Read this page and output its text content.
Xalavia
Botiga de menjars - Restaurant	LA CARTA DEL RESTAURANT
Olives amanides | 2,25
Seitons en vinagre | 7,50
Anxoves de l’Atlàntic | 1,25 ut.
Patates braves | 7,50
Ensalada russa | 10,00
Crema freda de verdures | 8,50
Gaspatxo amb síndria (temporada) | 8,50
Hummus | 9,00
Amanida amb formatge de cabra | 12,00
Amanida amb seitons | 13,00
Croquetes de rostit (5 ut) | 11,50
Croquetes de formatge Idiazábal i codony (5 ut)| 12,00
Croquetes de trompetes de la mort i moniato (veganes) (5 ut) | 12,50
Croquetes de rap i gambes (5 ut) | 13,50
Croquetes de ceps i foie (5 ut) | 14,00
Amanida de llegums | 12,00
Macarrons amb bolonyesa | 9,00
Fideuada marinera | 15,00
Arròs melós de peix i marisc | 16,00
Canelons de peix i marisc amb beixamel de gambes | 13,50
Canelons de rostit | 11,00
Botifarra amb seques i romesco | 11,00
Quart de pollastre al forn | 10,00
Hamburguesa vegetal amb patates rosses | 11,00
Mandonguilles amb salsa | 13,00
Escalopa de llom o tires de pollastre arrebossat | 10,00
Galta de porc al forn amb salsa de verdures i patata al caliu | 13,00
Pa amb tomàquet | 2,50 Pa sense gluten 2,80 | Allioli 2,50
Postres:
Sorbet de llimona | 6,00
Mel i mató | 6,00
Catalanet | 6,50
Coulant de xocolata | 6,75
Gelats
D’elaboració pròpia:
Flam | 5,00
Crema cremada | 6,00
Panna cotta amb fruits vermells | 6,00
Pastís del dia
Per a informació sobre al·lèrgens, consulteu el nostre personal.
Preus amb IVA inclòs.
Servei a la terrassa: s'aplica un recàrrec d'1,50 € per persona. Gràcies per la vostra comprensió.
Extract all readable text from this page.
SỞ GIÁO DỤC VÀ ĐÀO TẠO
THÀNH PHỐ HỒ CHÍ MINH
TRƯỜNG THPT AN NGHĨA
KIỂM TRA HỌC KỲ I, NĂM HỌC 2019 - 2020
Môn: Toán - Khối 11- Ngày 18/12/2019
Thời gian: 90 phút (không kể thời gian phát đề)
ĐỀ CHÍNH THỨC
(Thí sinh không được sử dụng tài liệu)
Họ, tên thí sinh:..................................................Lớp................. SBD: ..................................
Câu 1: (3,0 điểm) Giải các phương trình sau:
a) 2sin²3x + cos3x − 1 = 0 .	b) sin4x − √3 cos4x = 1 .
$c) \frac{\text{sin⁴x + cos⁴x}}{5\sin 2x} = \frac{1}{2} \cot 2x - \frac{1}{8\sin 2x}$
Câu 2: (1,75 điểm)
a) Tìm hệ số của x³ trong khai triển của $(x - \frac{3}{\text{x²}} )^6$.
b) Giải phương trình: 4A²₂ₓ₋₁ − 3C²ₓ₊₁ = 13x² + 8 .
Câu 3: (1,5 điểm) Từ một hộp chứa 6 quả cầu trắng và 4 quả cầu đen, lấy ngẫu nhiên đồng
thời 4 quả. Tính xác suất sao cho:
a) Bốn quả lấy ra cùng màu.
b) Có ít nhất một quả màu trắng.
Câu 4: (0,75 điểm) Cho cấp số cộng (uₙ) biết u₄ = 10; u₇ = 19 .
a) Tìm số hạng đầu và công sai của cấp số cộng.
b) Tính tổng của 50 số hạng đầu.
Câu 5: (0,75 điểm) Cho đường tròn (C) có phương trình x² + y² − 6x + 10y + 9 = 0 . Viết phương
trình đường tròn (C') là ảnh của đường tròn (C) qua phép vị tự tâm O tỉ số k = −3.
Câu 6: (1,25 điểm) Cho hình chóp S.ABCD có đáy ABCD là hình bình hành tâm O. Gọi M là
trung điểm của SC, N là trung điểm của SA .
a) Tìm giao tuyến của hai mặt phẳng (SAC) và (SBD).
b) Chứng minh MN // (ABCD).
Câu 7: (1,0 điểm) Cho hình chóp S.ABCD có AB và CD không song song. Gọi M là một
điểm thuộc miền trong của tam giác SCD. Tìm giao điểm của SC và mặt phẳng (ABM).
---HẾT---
______
### PROBLEM TO WORK ON
From the data above, pick out each line containing "ABCD" and copy it.

### FINAL RESULT
Câu 6: (1,25 điểm) Cho hình chóp S.ABCD có đáy ABCD là hình bình hành tâm O. Gọi M là
b) Chứng minh MN // (ABCD).
Câu 7: (1,0 điểm) Cho hình chóp S.ABCD có AB và CD không song song. Gọi M là một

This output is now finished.